__CHALLENGE__:
Each line of the data that includes the string "случаев" is to be copied out.

__MATERIAL FOR THE TASK__:
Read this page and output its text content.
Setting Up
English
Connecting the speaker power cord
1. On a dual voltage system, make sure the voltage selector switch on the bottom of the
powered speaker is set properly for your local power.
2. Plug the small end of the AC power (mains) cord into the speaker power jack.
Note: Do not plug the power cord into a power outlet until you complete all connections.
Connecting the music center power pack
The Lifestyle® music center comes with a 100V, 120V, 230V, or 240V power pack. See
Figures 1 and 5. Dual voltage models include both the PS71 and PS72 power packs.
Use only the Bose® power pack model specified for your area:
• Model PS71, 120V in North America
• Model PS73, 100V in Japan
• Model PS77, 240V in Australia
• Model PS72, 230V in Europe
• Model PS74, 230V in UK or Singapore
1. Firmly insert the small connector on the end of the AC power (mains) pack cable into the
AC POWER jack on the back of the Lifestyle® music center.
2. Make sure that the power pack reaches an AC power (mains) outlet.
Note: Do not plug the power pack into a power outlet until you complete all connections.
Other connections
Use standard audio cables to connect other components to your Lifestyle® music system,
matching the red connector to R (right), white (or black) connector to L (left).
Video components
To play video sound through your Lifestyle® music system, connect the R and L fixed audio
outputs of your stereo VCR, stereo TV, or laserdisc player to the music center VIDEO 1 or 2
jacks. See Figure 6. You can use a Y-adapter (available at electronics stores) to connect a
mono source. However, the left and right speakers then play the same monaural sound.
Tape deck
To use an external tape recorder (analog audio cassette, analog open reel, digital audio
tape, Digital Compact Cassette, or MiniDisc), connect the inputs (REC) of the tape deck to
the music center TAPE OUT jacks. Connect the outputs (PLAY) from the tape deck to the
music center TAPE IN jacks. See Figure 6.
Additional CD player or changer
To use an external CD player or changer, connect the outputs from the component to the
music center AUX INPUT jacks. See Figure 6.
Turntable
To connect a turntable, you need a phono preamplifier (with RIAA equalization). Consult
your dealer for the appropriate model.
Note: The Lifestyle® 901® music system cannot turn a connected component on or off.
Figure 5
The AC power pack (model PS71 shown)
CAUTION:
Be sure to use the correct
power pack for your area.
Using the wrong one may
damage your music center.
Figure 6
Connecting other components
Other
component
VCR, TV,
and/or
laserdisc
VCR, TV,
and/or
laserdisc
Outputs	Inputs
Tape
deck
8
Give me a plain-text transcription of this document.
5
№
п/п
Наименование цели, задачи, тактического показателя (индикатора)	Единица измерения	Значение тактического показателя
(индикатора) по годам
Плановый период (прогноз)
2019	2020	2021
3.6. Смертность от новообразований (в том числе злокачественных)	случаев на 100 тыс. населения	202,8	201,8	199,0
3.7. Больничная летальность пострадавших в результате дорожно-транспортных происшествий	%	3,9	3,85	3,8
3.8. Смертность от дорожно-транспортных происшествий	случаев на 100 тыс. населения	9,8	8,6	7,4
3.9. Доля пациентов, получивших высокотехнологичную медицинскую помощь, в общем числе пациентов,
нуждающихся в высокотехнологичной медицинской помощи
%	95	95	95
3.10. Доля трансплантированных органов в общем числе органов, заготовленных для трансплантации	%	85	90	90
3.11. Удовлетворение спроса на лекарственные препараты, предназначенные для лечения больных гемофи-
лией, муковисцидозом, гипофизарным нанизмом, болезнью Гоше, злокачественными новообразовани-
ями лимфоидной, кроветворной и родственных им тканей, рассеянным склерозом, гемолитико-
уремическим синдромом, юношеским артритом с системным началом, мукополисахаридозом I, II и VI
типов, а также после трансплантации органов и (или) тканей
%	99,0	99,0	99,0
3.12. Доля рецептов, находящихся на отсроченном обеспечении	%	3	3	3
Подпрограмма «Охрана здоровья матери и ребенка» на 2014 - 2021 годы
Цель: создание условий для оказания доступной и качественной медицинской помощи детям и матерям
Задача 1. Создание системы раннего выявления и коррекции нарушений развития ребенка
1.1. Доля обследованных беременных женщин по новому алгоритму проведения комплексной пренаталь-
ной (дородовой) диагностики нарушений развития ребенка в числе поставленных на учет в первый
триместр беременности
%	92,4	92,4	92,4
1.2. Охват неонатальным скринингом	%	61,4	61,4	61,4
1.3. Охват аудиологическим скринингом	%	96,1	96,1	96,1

__ANSWER FOR THIS EXERCISE__:
3.6. Смертность от новообразований (в том числе злокачественных)	случаев на 100 тыс. населения	202,8	201,8	199,0
3.8. Смертность от дорожно-транспортных происшествий	случаев на 100 тыс. населения	9,8	8,6	7,4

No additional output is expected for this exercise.